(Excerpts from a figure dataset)
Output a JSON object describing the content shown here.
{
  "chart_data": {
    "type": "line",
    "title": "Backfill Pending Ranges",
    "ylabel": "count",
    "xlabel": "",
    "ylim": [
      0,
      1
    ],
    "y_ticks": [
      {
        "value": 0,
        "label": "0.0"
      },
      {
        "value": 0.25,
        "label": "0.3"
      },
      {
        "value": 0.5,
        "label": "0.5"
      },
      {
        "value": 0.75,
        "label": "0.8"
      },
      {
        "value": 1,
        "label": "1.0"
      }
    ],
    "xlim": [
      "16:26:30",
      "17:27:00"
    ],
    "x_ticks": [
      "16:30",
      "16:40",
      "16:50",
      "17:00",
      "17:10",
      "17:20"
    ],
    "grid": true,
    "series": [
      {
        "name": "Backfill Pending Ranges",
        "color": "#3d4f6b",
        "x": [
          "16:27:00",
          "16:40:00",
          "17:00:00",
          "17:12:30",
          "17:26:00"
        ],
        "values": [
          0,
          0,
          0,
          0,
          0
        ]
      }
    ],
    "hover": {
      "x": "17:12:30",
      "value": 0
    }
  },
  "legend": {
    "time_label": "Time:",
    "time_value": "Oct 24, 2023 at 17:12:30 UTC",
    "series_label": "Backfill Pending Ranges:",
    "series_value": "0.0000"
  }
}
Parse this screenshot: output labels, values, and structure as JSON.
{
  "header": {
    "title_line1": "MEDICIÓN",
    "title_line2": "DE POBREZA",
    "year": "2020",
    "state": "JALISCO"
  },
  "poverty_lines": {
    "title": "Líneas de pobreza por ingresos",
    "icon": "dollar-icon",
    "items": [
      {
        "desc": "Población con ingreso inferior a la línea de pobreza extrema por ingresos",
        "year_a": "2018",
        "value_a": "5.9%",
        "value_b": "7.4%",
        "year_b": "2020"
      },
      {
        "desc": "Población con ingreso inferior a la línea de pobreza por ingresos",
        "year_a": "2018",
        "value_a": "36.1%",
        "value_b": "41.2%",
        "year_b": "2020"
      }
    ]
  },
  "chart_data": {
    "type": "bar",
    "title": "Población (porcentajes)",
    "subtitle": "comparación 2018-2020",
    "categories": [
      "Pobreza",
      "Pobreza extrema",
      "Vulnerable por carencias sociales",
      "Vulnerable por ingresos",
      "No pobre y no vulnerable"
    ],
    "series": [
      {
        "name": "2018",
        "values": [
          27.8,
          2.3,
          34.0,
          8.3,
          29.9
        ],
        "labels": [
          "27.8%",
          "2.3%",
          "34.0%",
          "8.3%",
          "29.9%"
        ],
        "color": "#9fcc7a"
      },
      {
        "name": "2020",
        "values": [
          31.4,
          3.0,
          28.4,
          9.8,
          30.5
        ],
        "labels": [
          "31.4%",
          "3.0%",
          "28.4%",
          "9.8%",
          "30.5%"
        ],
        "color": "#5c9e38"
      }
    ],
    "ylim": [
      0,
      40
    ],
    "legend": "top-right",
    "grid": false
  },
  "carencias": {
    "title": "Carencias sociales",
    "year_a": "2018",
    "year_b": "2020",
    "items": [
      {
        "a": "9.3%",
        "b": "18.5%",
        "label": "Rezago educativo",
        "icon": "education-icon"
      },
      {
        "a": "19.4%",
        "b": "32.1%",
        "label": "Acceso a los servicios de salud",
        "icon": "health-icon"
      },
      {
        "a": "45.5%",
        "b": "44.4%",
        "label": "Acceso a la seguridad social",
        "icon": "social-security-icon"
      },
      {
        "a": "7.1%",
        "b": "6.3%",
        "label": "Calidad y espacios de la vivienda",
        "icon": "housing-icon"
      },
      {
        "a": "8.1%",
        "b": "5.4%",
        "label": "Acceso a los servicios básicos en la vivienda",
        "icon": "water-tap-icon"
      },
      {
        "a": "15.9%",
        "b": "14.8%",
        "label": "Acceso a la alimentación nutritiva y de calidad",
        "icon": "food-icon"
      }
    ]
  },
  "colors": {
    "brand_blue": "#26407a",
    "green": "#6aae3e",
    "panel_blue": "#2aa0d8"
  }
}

THE TASK: Copy out every entry again, exactly as it was given.

WRITTEN SOLUTION:
Output a JSON object describing the content shown here.
{
  "chart_data": {
    "type": "line",
    "title": "Backfill Pending Ranges",
    "ylabel": "count",
    "xlabel": "",
    "ylim": [
      0,
      1
    ],
    "y_ticks": [
      {
        "value": 0,
        "label": "0.0"
      },
      {
        "value": 0.25,
        "label": "0.3"
      },
      {
        "value": 0.5,
        "label": "0.5"
      },
      {
        "value": 0.75,
        "label": "0.8"
      },
      {
        "value": 1,
        "label": "1.0"
      }
    ],
    "xlim": [
      "16:26:30",
      "17:27:00"
    ],
    "x_ticks": [
      "16:30",
      "16:40",
      "16:50",
      "17:00",
      "17:10",
      "17:20"
    ],
    "grid": true,
    "series": [
      {
        "name": "Backfill Pending Ranges",
        "color": "#3d4f6b",
        "x": [
          "16:27:00",
          "16:40:00",
          "17:00:00",
          "17:12:30",
          "17:26:00"
        ],
        "values": [
          0,
          0,
          0,
          0,
          0
        ]
      }
    ],
    "hover": {
      "x": "17:12:30",
      "value": 0
    }
  },
  "legend": {
    "time_label": "Time:",
    "time_value": "Oct 24, 2023 at 17:12:30 UTC",
    "series_label": "Backfill Pending Ranges:",
    "series_value": "0.0000"
  }
}
Parse this screenshot: output labels, values, and structure as JSON.
{
  "header": {
    "title_line1": "MEDICIÓN",
    "title_line2": "DE POBREZA",
    "year": "2020",
    "state": "JALISCO"
  },
  "poverty_lines": {
    "title": "Líneas de pobreza por ingresos",
    "icon": "dollar-icon",
    "items": [
      {
        "desc": "Población con ingreso inferior a la línea de pobreza extrema por ingresos",
        "year_a": "2018",
        "value_a": "5.9%",
        "value_b": "7.4%",
        "year_b": "2020"
      },
      {
        "desc": "Población con ingreso inferior a la línea de pobreza por ingresos",
        "year_a": "2018",
        "value_a": "36.1%",
        "value_b": "41.2%",
        "year_b": "2020"
      }
    ]
  },
  "chart_data": {
    "type": "bar",
    "title": "Población (porcentajes)",
    "subtitle": "comparación 2018-2020",
    "categories": [
      "Pobreza",
      "Pobreza extrema",
      "Vulnerable por carencias sociales",
      "Vulnerable por ingresos",
      "No pobre y no vulnerable"
    ],
    "series": [
      {
        "name": "2018",
        "values": [
          27.8,
          2.3,
          34.0,
          8.3,
          29.9
        ],
        "labels": [
          "27.8%",
          "2.3%",
          "34.0%",
          "8.3%",
          "29.9%"
        ],
        "color": "#9fcc7a"
      },
      {
        "name": "2020",
        "values": [
          31.4,
          3.0,
          28.4,
          9.8,
          30.5
        ],
        "labels": [
          "31.4%",
          "3.0%",
          "28.4%",
          "9.8%",
          "30.5%"
        ],
        "color": "#5c9e38"
      }
    ],
    "ylim": [
      0,
      40
    ],
    "legend": "top-right",
    "grid": false
  },
  "carencias": {
    "title": "Carencias sociales",
    "year_a": "2018",
    "year_b": "2020",
    "items": [
      {
        "a": "9.3%",
        "b": "18.5%",
        "label": "Rezago educativo",
        "icon": "education-icon"
      },
      {
        "a": "19.4%",
        "b": "32.1%",
        "label": "Acceso a los servicios de salud",
        "icon": "health-icon"
      },
      {
        "a": "45.5%",
        "b": "44.4%",
        "label": "Acceso a la seguridad social",
        "icon": "social-security-icon"
      },
      {
        "a": "7.1%",
        "b": "6.3%",
        "label": "Calidad y espacios de la vivienda",
        "icon": "housing-icon"
      },
      {
        "a": "8.1%",
        "b": "5.4%",
        "label": "Acceso a los servicios básicos en la vivienda",
        "icon": "water-tap-icon"
      },
      {
        "a": "15.9%",
        "b": "14.8%",
        "label": "Acceso a la alimentación nutritiva y de calidad",
        "icon": "food-icon"
      }
    ]
  },
  "colors": {
    "brand_blue": "#26407a",
    "green": "#6aae3e",
    "panel_blue": "#2aa0d8"
  }
}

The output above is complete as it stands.